Dataset records ▸
++++++++++++++++++++
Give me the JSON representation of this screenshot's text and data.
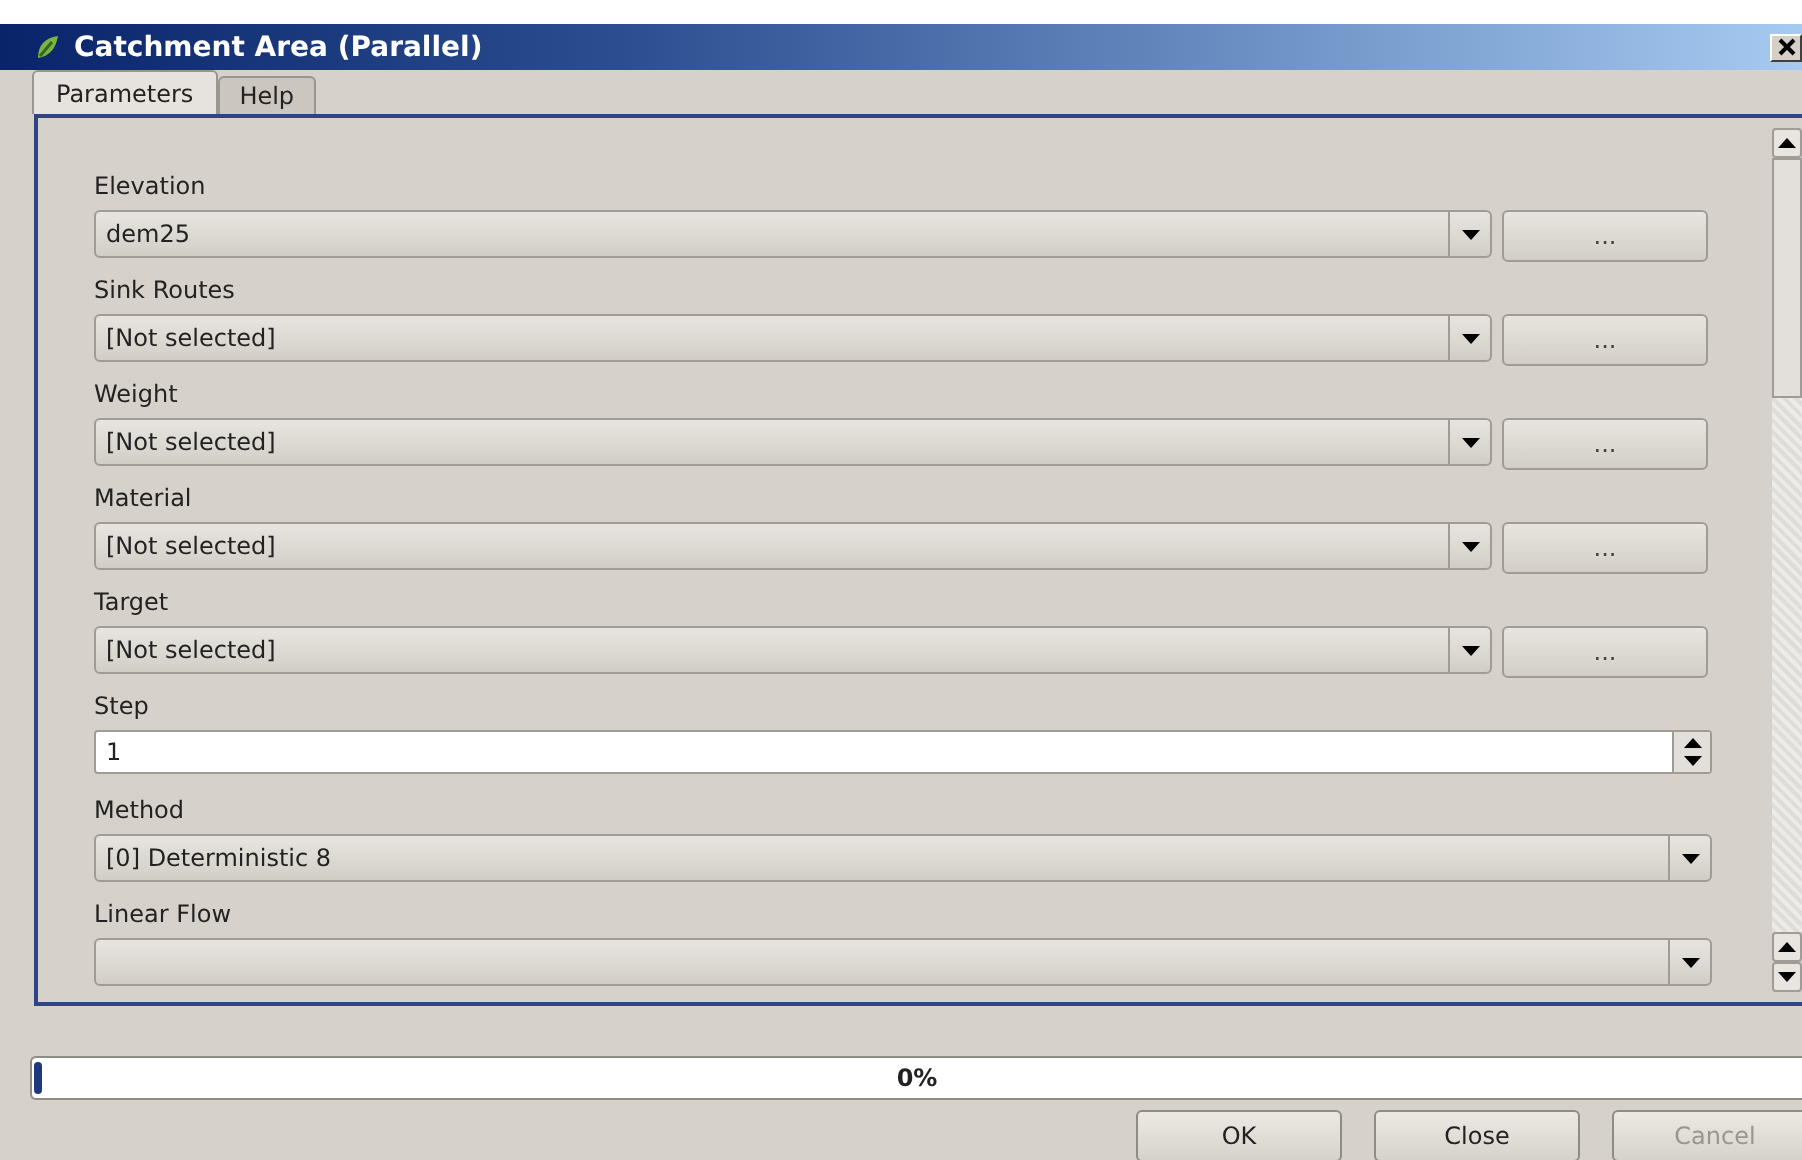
{
  "window": {
    "title": "Catchment Area (Parallel)"
  },
  "tabs": [
    {
      "label": "Parameters",
      "selected": true
    },
    {
      "label": "Help",
      "selected": false
    }
  ],
  "parameters": [
    {
      "kind": "layer",
      "label": "Elevation",
      "value": "dem25",
      "button": "..."
    },
    {
      "kind": "layer",
      "label": "Sink Routes",
      "value": "[Not selected]",
      "button": "..."
    },
    {
      "kind": "layer",
      "label": "Weight",
      "value": "[Not selected]",
      "button": "..."
    },
    {
      "kind": "layer",
      "label": "Material",
      "value": "[Not selected]",
      "button": "..."
    },
    {
      "kind": "layer",
      "label": "Target",
      "value": "[Not selected]",
      "button": "..."
    },
    {
      "kind": "number",
      "label": "Step",
      "value": "1"
    },
    {
      "kind": "choice",
      "label": "Method",
      "value": "[0] Deterministic 8"
    },
    {
      "kind": "choice",
      "label": "Linear Flow"
    }
  ],
  "progress": {
    "level": 0,
    "text": "0%"
  },
  "buttons": [
    {
      "label": "OK",
      "disabled": false
    },
    {
      "label": "Close",
      "disabled": false
    },
    {
      "label": "Cancel",
      "disabled": true
    }
  ]
}
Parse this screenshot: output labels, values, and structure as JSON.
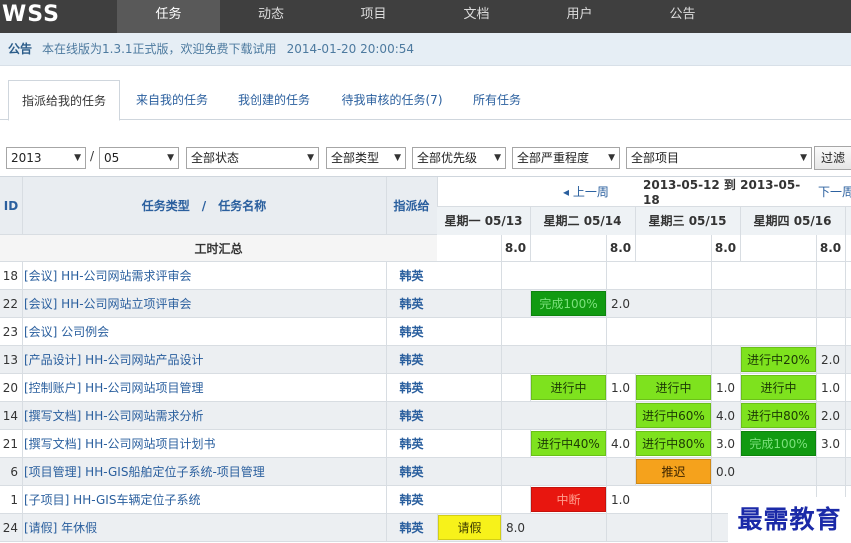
{
  "app": {
    "logo": "WSS",
    "nav": [
      "任务",
      "动态",
      "项目",
      "文档",
      "用户",
      "公告"
    ],
    "active_nav": "任务"
  },
  "announcement": {
    "title": "公告",
    "text": "本在线版为1.3.1正式版，欢迎免费下载试用",
    "time": "2014-01-20 20:00:54"
  },
  "tabs": [
    "指派给我的任务",
    "来自我的任务",
    "我创建的任务",
    "待我审核的任务(7)",
    "所有任务"
  ],
  "active_tab": "指派给我的任务",
  "filters": {
    "year": "2013",
    "separator": "/",
    "month": "05",
    "status": "全部状态",
    "type": "全部类型",
    "priority": "全部优先级",
    "severity": "全部严重程度",
    "project": "全部项目",
    "filter_button": "过滤"
  },
  "table": {
    "col_id": "ID",
    "col_type": "任务类型",
    "col_sep": "/",
    "col_name": "任务名称",
    "col_assignee": "指派给",
    "prev_week": "◂ 上一周",
    "range": "2013-05-12 到 2013-05-18",
    "next_week": "下一周",
    "days": [
      "星期一 05/13",
      "星期二 05/14",
      "星期三 05/15",
      "星期四 05/16"
    ],
    "day_hours": [
      "8.0",
      "8.0",
      "8.0",
      "8.0"
    ],
    "summary_label": "工时汇总",
    "rows": [
      {
        "id": "18",
        "task": "[会议] HH-公司网站需求评审会",
        "assignee": "韩英",
        "cells": [
          null,
          null,
          null,
          null
        ]
      },
      {
        "id": "22",
        "task": "[会议] HH-公司网站立项评审会",
        "assignee": "韩英",
        "cells": [
          null,
          {
            "status": "完成100%",
            "color": "#119a11",
            "fg": "#7be07b",
            "hours": "2.0"
          },
          null,
          null
        ]
      },
      {
        "id": "23",
        "task": "[会议] 公司例会",
        "assignee": "韩英",
        "cells": [
          null,
          null,
          null,
          null
        ]
      },
      {
        "id": "13",
        "task": "[产品设计] HH-公司网站产品设计",
        "assignee": "韩英",
        "cells": [
          null,
          null,
          null,
          {
            "status": "进行中20%",
            "color": "#7ee21e",
            "fg": "#1c3a05",
            "hours": "2.0"
          }
        ]
      },
      {
        "id": "20",
        "task": "[控制账户] HH-公司网站项目管理",
        "assignee": "韩英",
        "cells": [
          null,
          {
            "status": "进行中",
            "color": "#7ee21e",
            "fg": "#1c3a05",
            "hours": "1.0"
          },
          {
            "status": "进行中",
            "color": "#7ee21e",
            "fg": "#1c3a05",
            "hours": "1.0"
          },
          {
            "status": "进行中",
            "color": "#7ee21e",
            "fg": "#1c3a05",
            "hours": "1.0"
          }
        ]
      },
      {
        "id": "14",
        "task": "[撰写文档] HH-公司网站需求分析",
        "assignee": "韩英",
        "cells": [
          null,
          null,
          {
            "status": "进行中60%",
            "color": "#7ee21e",
            "fg": "#1c3a05",
            "hours": "4.0"
          },
          {
            "status": "进行中80%",
            "color": "#7ee21e",
            "fg": "#1c3a05",
            "hours": "2.0"
          }
        ]
      },
      {
        "id": "21",
        "task": "[撰写文档] HH-公司网站项目计划书",
        "assignee": "韩英",
        "cells": [
          null,
          {
            "status": "进行中40%",
            "color": "#7ee21e",
            "fg": "#1c3a05",
            "hours": "4.0"
          },
          {
            "status": "进行中80%",
            "color": "#7ee21e",
            "fg": "#1c3a05",
            "hours": "3.0"
          },
          {
            "status": "完成100%",
            "color": "#119a11",
            "fg": "#7be07b",
            "hours": "3.0"
          }
        ]
      },
      {
        "id": "6",
        "task": "[项目管理] HH-GIS船舶定位子系统-项目管理",
        "assignee": "韩英",
        "cells": [
          null,
          null,
          {
            "status": "推迟",
            "color": "#f5a21c",
            "fg": "#3a2300",
            "hours": "0.0"
          },
          null
        ]
      },
      {
        "id": "1",
        "task": "[子项目] HH-GIS车辆定位子系统",
        "assignee": "韩英",
        "cells": [
          null,
          {
            "status": "中断",
            "color": "#e8160f",
            "fg": "#ff9c8c",
            "hours": "1.0"
          },
          null,
          null
        ]
      },
      {
        "id": "24",
        "task": "[请假] 年休假",
        "assignee": "韩英",
        "cells": [
          {
            "status": "请假",
            "color": "#f7f21a",
            "fg": "#3a3800",
            "hours": "8.0"
          },
          null,
          null,
          null
        ]
      }
    ]
  },
  "watermark": "最需教育",
  "colors": {
    "nav_bg": "#3f3f3f",
    "link": "#2a5f9e",
    "done": "#119a11",
    "in_progress": "#7ee21e",
    "delayed": "#f5a21c",
    "interrupted": "#e8160f",
    "leave": "#f7f21a"
  }
}
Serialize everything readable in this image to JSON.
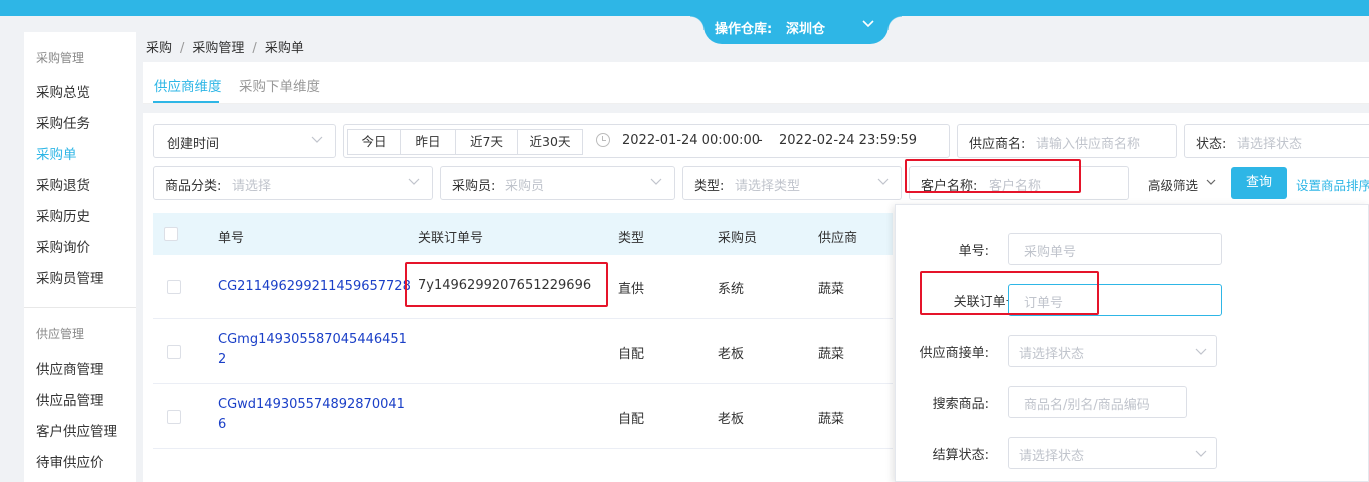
++++++++++++++++++++
EXERCISE ▸ Pictures are not part of the copy; output everything else in the records exactly.

COMPLETED TASK ▸
Give me the JSON representation of this screenshot's text and data.
{
  "window": {
    "title": "Catchment Area (Parallel)"
  },
  "tabs": [
    {
      "label": "Parameters",
      "selected": true
    },
    {
      "label": "Help",
      "selected": false
    }
  ],
  "parameters": [
    {
      "kind": "layer",
      "label": "Elevation",
      "value": "dem25",
      "button": "..."
    },
    {
      "kind": "layer",
      "label": "Sink Routes",
      "value": "[Not selected]",
      "button": "..."
    },
    {
      "kind": "layer",
      "label": "Weight",
      "value": "[Not selected]",
      "button": "..."
    },
    {
      "kind": "layer",
      "label": "Material",
      "value": "[Not selected]",
      "button": "..."
    },
    {
      "kind": "layer",
      "label": "Target",
      "value": "[Not selected]",
      "button": "..."
    },
    {
      "kind": "number",
      "label": "Step",
      "value": "1"
    },
    {
      "kind": "choice",
      "label": "Method",
      "value": "[0] Deterministic 8"
    },
    {
      "kind": "choice",
      "label": "Linear Flow"
    }
  ],
  "progress": {
    "level": 0,
    "text": "0%"
  },
  "buttons": [
    {
      "label": "OK",
      "disabled": false
    },
    {
      "label": "Close",
      "disabled": false
    },
    {
      "label": "Cancel",
      "disabled": true
    }
  ]
}
Parse this screenshot: output labels, values, and structure as JSON.
{
  "app": {
    "logo": "WSS",
    "nav": [
      "任务",
      "动态",
      "项目",
      "文档",
      "用户",
      "公告"
    ],
    "active_nav": "任务"
  },
  "announcement": {
    "title": "公告",
    "text": "本在线版为1.3.1正式版，欢迎免费下载试用",
    "time": "2014-01-20 20:00:54"
  },
  "tabs": [
    "指派给我的任务",
    "来自我的任务",
    "我创建的任务",
    "待我审核的任务(7)",
    "所有任务"
  ],
  "active_tab": "指派给我的任务",
  "filters": {
    "year": "2013",
    "separator": "/",
    "month": "05",
    "status": "全部状态",
    "type": "全部类型",
    "priority": "全部优先级",
    "severity": "全部严重程度",
    "project": "全部项目",
    "filter_button": "过滤"
  },
  "table": {
    "col_id": "ID",
    "col_type": "任务类型",
    "col_sep": "/",
    "col_name": "任务名称",
    "col_assignee": "指派给",
    "prev_week": "◂ 上一周",
    "range": "2013-05-12 到 2013-05-18",
    "next_week": "下一周",
    "days": [
      "星期一 05/13",
      "星期二 05/14",
      "星期三 05/15",
      "星期四 05/16"
    ],
    "day_hours": [
      "8.0",
      "8.0",
      "8.0",
      "8.0"
    ],
    "summary_label": "工时汇总",
    "rows": [
      {
        "id": "18",
        "task": "[会议] HH-公司网站需求评审会",
        "assignee": "韩英",
        "cells": [
          null,
          null,
          null,
          null
        ]
      },
      {
        "id": "22",
        "task": "[会议] HH-公司网站立项评审会",
        "assignee": "韩英",
        "cells": [
          null,
          {
            "status": "完成100%",
            "color": "#119a11",
            "fg": "#7be07b",
            "hours": "2.0"
          },
          null,
          null
        ]
      },
      {
        "id": "23",
        "task": "[会议] 公司例会",
        "assignee": "韩英",
        "cells": [
          null,
          null,
          null,
          null
        ]
      },
      {
        "id": "13",
        "task": "[产品设计] HH-公司网站产品设计",
        "assignee": "韩英",
        "cells": [
          null,
          null,
          null,
          {
            "status": "进行中20%",
            "color": "#7ee21e",
            "fg": "#1c3a05",
            "hours": "2.0"
          }
        ]
      },
      {
        "id": "20",
        "task": "[控制账户] HH-公司网站项目管理",
        "assignee": "韩英",
        "cells": [
          null,
          {
            "status": "进行中",
            "color": "#7ee21e",
            "fg": "#1c3a05",
            "hours": "1.0"
          },
          {
            "status": "进行中",
            "color": "#7ee21e",
            "fg": "#1c3a05",
            "hours": "1.0"
          },
          {
            "status": "进行中",
            "color": "#7ee21e",
            "fg": "#1c3a05",
            "hours": "1.0"
          }
        ]
      },
      {
        "id": "14",
        "task": "[撰写文档] HH-公司网站需求分析",
        "assignee": "韩英",
        "cells": [
          null,
          null,
          {
            "status": "进行中60%",
            "color": "#7ee21e",
            "fg": "#1c3a05",
            "hours": "4.0"
          },
          {
            "status": "进行中80%",
            "color": "#7ee21e",
            "fg": "#1c3a05",
            "hours": "2.0"
          }
        ]
      },
      {
        "id": "21",
        "task": "[撰写文档] HH-公司网站项目计划书",
        "assignee": "韩英",
        "cells": [
          null,
          {
            "status": "进行中40%",
            "color": "#7ee21e",
            "fg": "#1c3a05",
            "hours": "4.0"
          },
          {
            "status": "进行中80%",
            "color": "#7ee21e",
            "fg": "#1c3a05",
            "hours": "3.0"
          },
          {
            "status": "完成100%",
            "color": "#119a11",
            "fg": "#7be07b",
            "hours": "3.0"
          }
        ]
      },
      {
        "id": "6",
        "task": "[项目管理] HH-GIS船舶定位子系统-项目管理",
        "assignee": "韩英",
        "cells": [
          null,
          null,
          {
            "status": "推迟",
            "color": "#f5a21c",
            "fg": "#3a2300",
            "hours": "0.0"
          },
          null
        ]
      },
      {
        "id": "1",
        "task": "[子项目] HH-GIS车辆定位子系统",
        "assignee": "韩英",
        "cells": [
          null,
          {
            "status": "中断",
            "color": "#e8160f",
            "fg": "#ff9c8c",
            "hours": "1.0"
          },
          null,
          null
        ]
      },
      {
        "id": "24",
        "task": "[请假] 年休假",
        "assignee": "韩英",
        "cells": [
          {
            "status": "请假",
            "color": "#f7f21a",
            "fg": "#3a3800",
            "hours": "8.0"
          },
          null,
          null,
          null
        ]
      }
    ]
  },
  "watermark": "最需教育",
  "colors": {
    "nav_bg": "#3f3f3f",
    "link": "#2a5f9e",
    "done": "#119a11",
    "in_progress": "#7ee21e",
    "delayed": "#f5a21c",
    "interrupted": "#e8160f",
    "leave": "#f7f21a"
  }
}
Serialize everything readable in this image to JSON.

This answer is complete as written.